DATASET EXTRACT:
# # # #

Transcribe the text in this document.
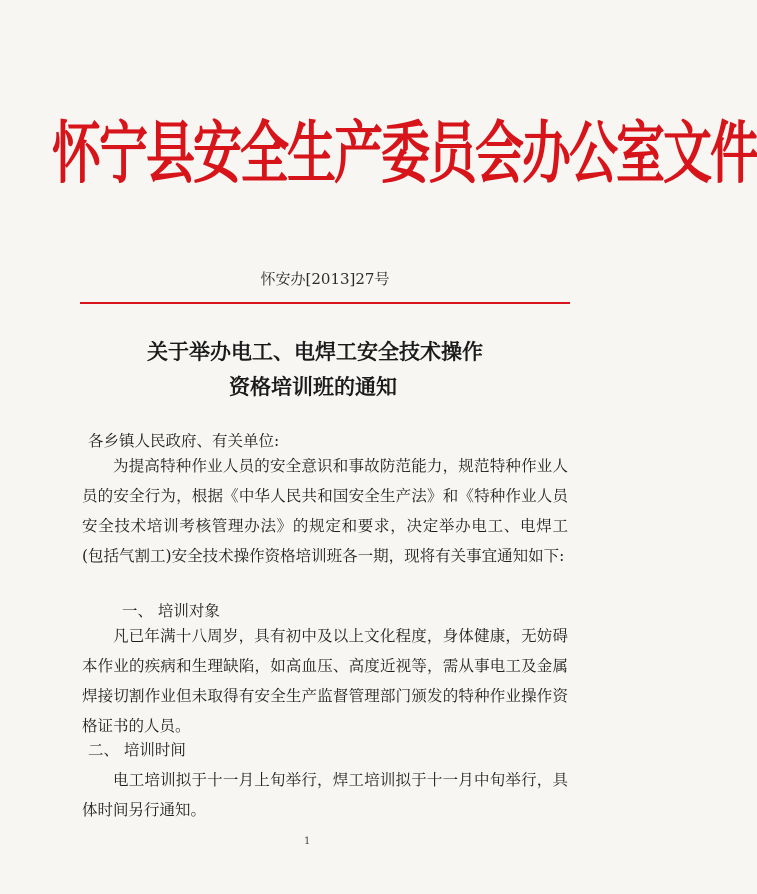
怀宁县安全生产委员会办公室文件
怀安办[2013]27号
关于举办电工、电焊工安全技术操作
资格培训班的通知
各乡镇人民政府、有关单位:
为提高特种作业人员的安全意识和事故防范能力，规范特种作业人员的安全行为，根据《中华人民共和国安全生产法》和《特种作业人员安全技术培训考核管理办法》的规定和要求，决定举办电工、电焊工(包括气割工)安全技术操作资格培训班各一期，现将有关事宜通知如下:
一、 培训对象
凡已年满十八周岁，具有初中及以上文化程度，身体健康，无妨碍本作业的疾病和生理缺陷，如高血压、高度近视等，需从事电工及金属焊接切割作业但未取得有安全生产监督管理部门颁发的特种作业操作资格证书的人员。
二、 培训时间
电工培训拟于十一月上旬举行，焊工培训拟于十一月中旬举行，具体时间另行通知。
1
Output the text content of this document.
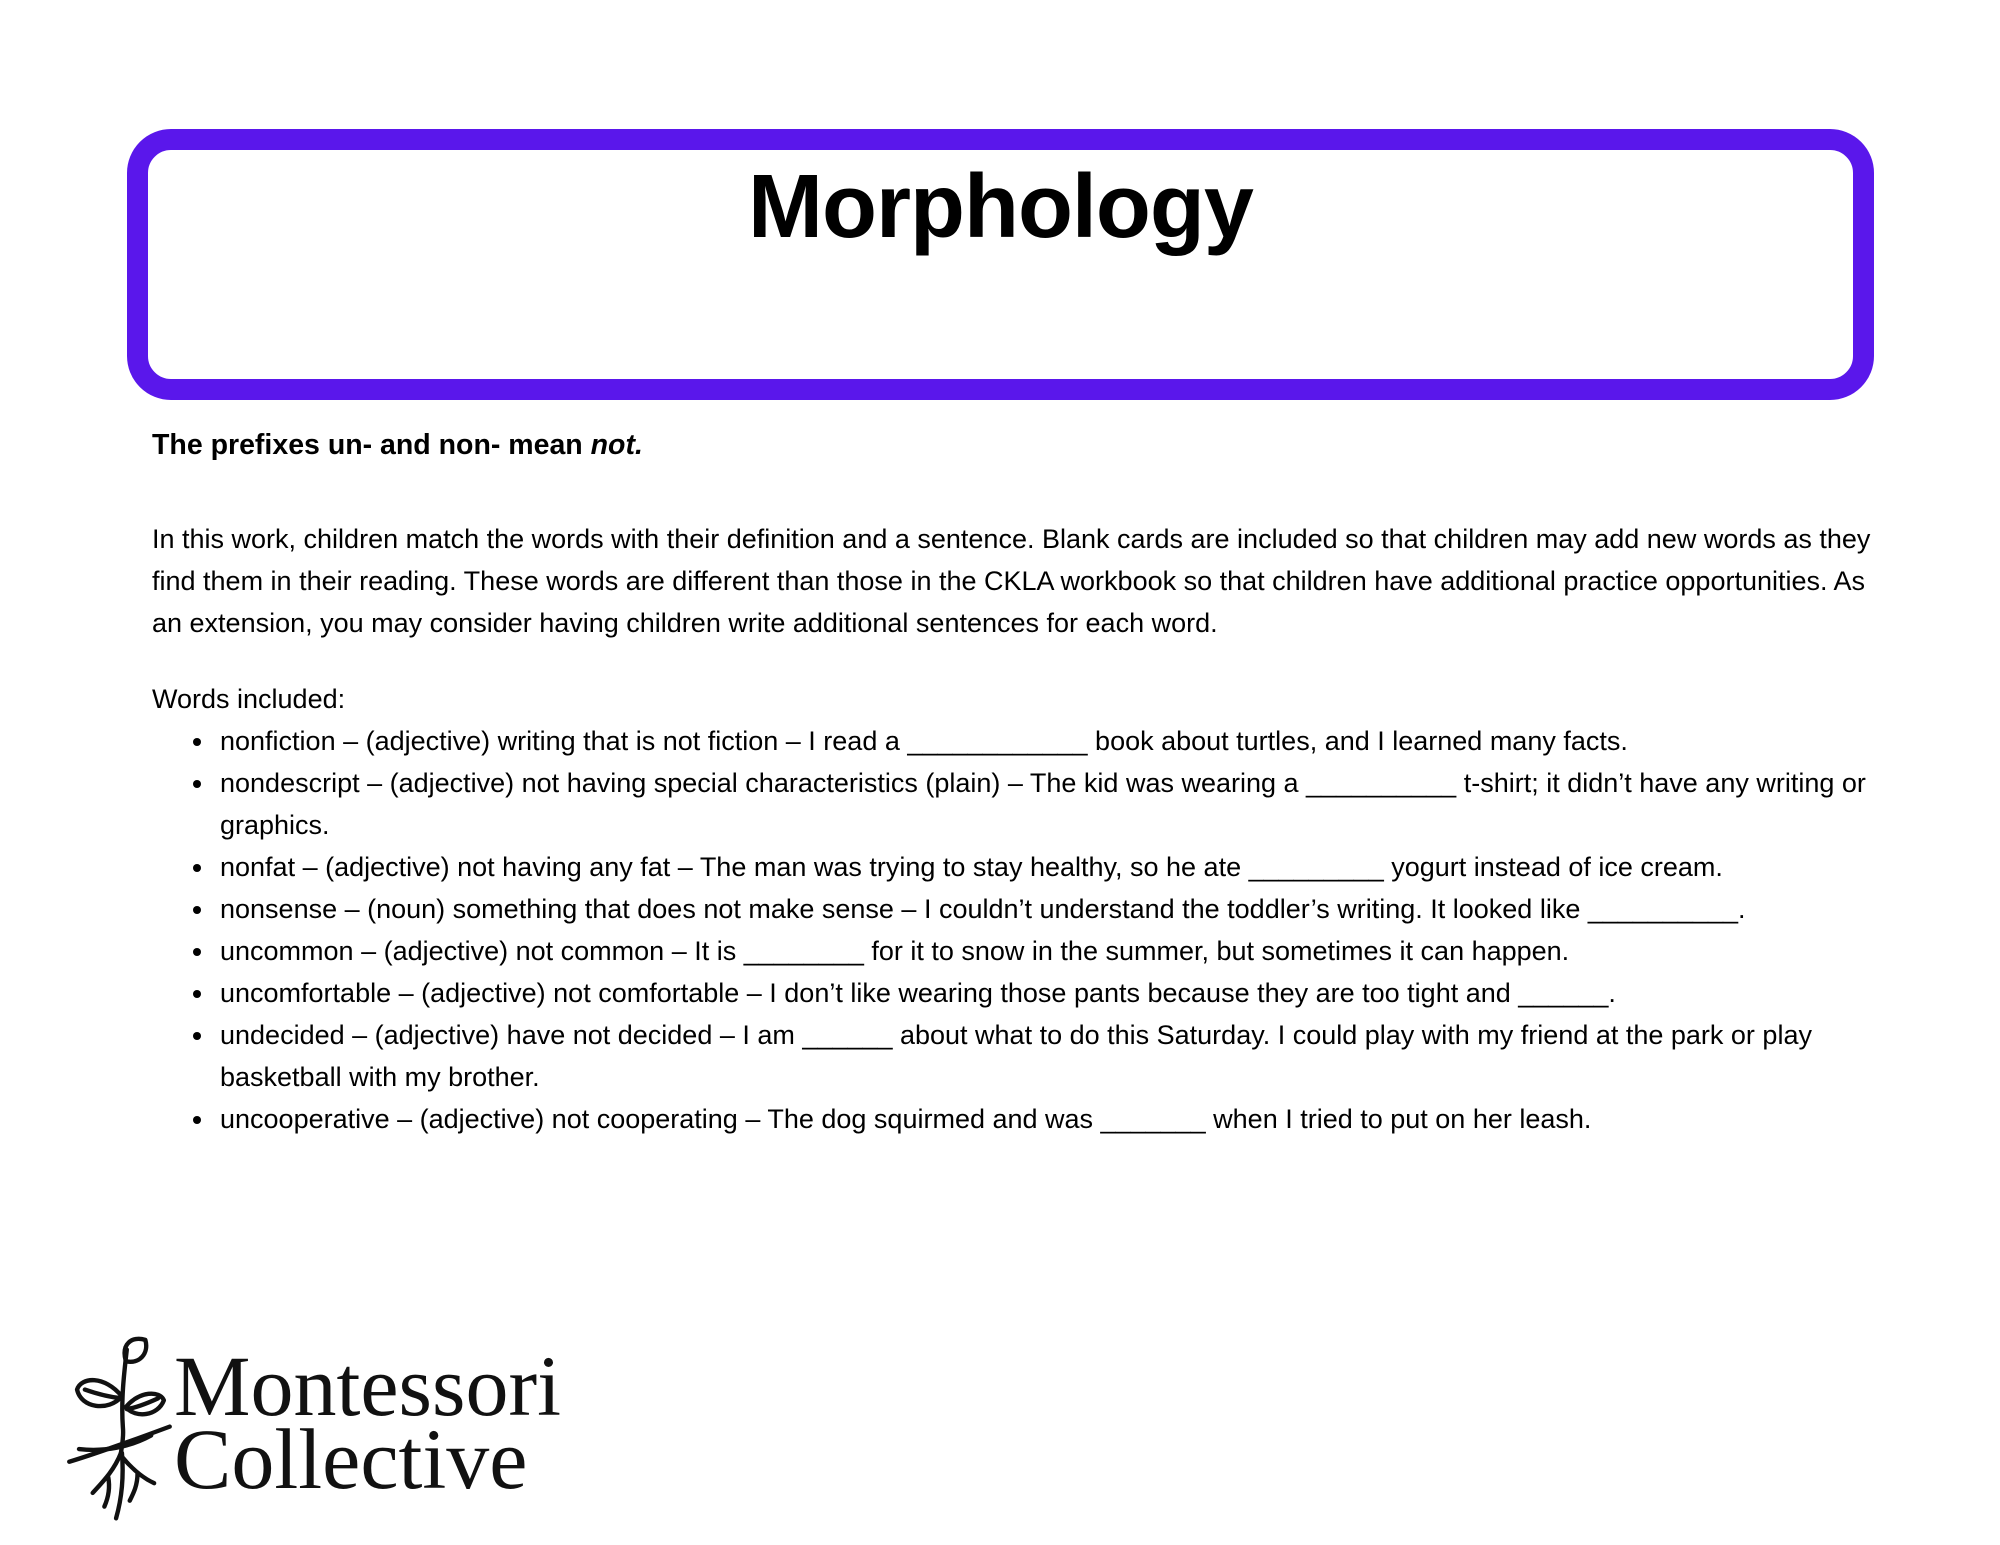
Morphology

The prefixes un- and non- mean not.

In this work, children match the words with their definition and a sentence. Blank cards are included so that children may add new words as they find them in their reading. These words are different than those in the CKLA workbook so that children have additional practice opportunities. As an extension, you may consider having children write additional sentences for each word.

Words included:

• nonfiction – (adjective) writing that is not fiction – I read a ____________ book about turtles, and I learned many facts.
• nondescript – (adjective) not having special characteristics (plain) – The kid was wearing a __________ t-shirt; it didn’t have any writing or graphics.
• nonfat – (adjective) not having any fat – The man was trying to stay healthy, so he ate _________ yogurt instead of ice cream.
• nonsense – (noun) something that does not make sense – I couldn’t understand the toddler’s writing. It looked like __________.
• uncommon – (adjective) not common – It is ________ for it to snow in the summer, but sometimes it can happen.
• uncomfortable – (adjective) not comfortable – I don’t like wearing those pants because they are too tight and ______.
• undecided – (adjective) have not decided – I am ______ about what to do this Saturday. I could play with my friend at the park or play basketball with my brother.
• uncooperative – (adjective) not cooperating – The dog squirmed and was _______ when I tried to put on her leash.
Montessori
Collective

# # # #

INSTRUCTIONS FOR THE TASK: Note how many lines in the material hold the word "wearing", and give that number with nothing added.

THE RESPONSE: 2